# Task directions
Every line below should be repeated exactly.
## Begin Records
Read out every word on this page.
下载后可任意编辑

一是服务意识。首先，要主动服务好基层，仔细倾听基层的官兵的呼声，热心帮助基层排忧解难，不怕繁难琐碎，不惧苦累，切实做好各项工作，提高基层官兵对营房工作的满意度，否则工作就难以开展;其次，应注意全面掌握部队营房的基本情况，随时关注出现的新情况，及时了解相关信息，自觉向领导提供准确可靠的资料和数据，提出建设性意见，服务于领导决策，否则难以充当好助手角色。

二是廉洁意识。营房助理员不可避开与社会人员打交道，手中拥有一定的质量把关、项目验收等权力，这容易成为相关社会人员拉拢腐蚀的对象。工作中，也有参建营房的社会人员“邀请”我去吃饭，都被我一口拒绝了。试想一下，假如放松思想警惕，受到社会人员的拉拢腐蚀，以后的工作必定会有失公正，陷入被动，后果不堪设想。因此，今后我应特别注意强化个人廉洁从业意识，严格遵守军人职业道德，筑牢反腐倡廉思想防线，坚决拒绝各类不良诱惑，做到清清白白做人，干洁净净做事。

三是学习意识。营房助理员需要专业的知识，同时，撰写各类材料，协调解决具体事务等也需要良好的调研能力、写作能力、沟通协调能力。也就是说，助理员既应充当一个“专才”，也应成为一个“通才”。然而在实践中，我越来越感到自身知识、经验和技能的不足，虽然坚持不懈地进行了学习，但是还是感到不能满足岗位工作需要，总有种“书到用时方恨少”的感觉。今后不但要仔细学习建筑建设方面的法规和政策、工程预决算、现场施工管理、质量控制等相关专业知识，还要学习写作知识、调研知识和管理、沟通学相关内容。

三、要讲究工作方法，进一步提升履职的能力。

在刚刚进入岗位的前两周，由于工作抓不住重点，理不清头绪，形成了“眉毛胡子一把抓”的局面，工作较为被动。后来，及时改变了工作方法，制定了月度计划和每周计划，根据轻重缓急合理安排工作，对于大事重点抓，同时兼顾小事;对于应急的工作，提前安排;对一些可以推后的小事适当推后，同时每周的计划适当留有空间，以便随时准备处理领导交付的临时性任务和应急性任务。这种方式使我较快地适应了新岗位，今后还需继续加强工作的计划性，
## End Records
# Solution
Read out every word on this page.
下载后可任意编辑

一是服务意识。首先，要主动服务好基层，仔细倾听基层的官兵的呼声，热心帮助基层排忧解难，不怕繁难琐碎，不惧苦累，切实做好各项工作，提高基层官兵对营房工作的满意度，否则工作就难以开展;其次，应注意全面掌握部队营房的基本情况，随时关注出现的新情况，及时了解相关信息，自觉向领导提供准确可靠的资料和数据，提出建设性意见，服务于领导决策，否则难以充当好助手角色。

二是廉洁意识。营房助理员不可避开与社会人员打交道，手中拥有一定的质量把关、项目验收等权力，这容易成为相关社会人员拉拢腐蚀的对象。工作中，也有参建营房的社会人员“邀请”我去吃饭，都被我一口拒绝了。试想一下，假如放松思想警惕，受到社会人员的拉拢腐蚀，以后的工作必定会有失公正，陷入被动，后果不堪设想。因此，今后我应特别注意强化个人廉洁从业意识，严格遵守军人职业道德，筑牢反腐倡廉思想防线，坚决拒绝各类不良诱惑，做到清清白白做人，干洁净净做事。

三是学习意识。营房助理员需要专业的知识，同时，撰写各类材料，协调解决具体事务等也需要良好的调研能力、写作能力、沟通协调能力。也就是说，助理员既应充当一个“专才”，也应成为一个“通才”。然而在实践中，我越来越感到自身知识、经验和技能的不足，虽然坚持不懈地进行了学习，但是还是感到不能满足岗位工作需要，总有种“书到用时方恨少”的感觉。今后不但要仔细学习建筑建设方面的法规和政策、工程预决算、现场施工管理、质量控制等相关专业知识，还要学习写作知识、调研知识和管理、沟通学相关内容。

三、要讲究工作方法，进一步提升履职的能力。

在刚刚进入岗位的前两周，由于工作抓不住重点，理不清头绪，形成了“眉毛胡子一把抓”的局面，工作较为被动。后来，及时改变了工作方法，制定了月度计划和每周计划，根据轻重缓急合理安排工作，对于大事重点抓，同时兼顾小事;对于应急的工作，提前安排;对一些可以推后的小事适当推后，同时每周的计划适当留有空间，以便随时准备处理领导交付的临时性任务和应急性任务。这种方式使我较快地适应了新岗位，今后还需继续加强工作的计划性，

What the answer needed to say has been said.